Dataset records
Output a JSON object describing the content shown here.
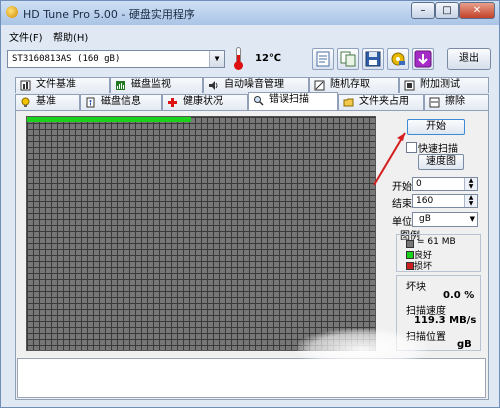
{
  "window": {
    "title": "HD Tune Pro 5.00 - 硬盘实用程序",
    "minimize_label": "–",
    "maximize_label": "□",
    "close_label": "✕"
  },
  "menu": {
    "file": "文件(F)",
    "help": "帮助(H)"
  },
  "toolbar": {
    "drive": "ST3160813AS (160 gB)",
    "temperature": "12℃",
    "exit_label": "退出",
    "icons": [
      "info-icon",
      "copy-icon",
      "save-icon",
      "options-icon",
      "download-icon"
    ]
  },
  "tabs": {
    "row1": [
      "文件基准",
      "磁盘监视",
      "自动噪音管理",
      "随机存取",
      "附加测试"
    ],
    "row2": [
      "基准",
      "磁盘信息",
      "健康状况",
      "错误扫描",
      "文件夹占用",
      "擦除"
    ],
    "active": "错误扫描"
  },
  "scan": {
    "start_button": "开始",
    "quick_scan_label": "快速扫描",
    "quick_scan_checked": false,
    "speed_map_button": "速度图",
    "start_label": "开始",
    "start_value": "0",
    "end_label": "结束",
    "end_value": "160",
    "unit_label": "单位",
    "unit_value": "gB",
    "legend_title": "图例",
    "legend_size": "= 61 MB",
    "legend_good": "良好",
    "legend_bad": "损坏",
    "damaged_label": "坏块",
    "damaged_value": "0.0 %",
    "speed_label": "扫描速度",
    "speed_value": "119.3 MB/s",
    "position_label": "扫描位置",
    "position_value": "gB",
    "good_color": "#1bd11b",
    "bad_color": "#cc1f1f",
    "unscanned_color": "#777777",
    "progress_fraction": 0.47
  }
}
---
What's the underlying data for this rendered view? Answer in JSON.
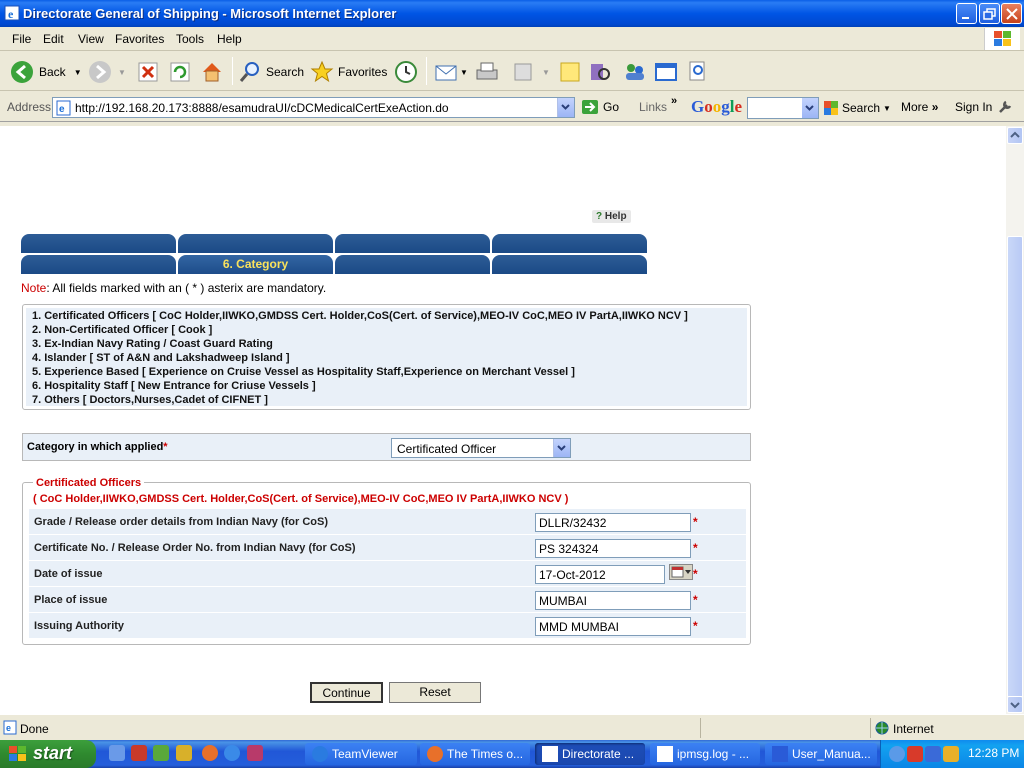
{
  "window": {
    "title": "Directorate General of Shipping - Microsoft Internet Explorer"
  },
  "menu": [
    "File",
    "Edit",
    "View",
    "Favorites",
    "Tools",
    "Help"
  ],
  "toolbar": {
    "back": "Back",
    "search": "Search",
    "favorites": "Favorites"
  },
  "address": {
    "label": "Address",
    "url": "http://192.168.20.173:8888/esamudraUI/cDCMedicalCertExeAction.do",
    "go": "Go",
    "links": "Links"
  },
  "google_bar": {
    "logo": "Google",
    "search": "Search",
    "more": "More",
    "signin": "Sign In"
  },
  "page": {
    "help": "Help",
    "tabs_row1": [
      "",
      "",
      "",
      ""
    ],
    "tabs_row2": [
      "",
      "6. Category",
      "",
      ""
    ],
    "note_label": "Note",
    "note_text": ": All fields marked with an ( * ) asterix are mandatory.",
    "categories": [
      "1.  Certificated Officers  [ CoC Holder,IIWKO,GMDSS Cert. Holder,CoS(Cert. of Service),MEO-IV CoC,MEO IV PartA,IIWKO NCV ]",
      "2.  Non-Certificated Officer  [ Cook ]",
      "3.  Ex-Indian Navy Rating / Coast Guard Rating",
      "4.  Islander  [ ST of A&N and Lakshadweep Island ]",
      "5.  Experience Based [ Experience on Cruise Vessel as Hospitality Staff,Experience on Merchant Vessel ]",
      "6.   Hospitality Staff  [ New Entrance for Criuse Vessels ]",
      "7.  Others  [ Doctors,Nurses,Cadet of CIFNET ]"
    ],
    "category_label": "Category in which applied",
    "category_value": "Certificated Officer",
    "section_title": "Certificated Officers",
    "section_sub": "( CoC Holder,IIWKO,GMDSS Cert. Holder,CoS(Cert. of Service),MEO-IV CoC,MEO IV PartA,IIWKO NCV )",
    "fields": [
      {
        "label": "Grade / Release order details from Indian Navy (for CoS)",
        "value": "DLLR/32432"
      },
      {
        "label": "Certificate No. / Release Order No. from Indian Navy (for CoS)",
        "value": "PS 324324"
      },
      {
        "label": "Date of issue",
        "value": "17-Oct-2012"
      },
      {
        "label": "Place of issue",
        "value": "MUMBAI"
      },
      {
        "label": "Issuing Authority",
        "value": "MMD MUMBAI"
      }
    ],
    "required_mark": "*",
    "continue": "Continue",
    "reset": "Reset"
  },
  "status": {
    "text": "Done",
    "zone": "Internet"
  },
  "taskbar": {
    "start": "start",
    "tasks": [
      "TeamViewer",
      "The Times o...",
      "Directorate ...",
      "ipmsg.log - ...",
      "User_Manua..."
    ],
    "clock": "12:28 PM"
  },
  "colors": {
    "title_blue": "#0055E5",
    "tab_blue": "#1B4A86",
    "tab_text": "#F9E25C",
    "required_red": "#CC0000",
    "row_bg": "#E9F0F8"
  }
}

» **WORK INSTRUCTIONS**: Show every line from the entries above in which the word "GMDSS" appears.

» **EXERCISE SOLUTION**:
      "1.  Certificated Officers  [ CoC Holder,IIWKO,GMDSS Cert. Holder,CoS(Cert. of Service),MEO-IV CoC,MEO IV PartA,IIWKO NCV ]",
    "section_sub": "( CoC Holder,IIWKO,GMDSS Cert. Holder,CoS(Cert. of Service),MEO-IV CoC,MEO IV PartA,IIWKO NCV )",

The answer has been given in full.